* BEGIN *

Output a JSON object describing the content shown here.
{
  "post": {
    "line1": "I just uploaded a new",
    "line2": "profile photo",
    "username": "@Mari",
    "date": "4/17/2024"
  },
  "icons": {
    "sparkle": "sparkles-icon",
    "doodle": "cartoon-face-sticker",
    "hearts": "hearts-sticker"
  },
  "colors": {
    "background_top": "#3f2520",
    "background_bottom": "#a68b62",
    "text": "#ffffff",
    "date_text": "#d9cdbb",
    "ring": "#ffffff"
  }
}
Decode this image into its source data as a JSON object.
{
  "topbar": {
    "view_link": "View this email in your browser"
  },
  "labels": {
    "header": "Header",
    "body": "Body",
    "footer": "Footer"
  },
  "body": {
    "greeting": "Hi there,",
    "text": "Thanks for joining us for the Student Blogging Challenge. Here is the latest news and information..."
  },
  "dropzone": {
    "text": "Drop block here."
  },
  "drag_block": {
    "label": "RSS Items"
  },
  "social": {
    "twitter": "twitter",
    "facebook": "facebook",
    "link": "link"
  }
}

* END *

**SHORT EXERCISE**
The required output is the number of lines containing the word "this", and nothing besides.

**WRITTEN SOLUTION**
2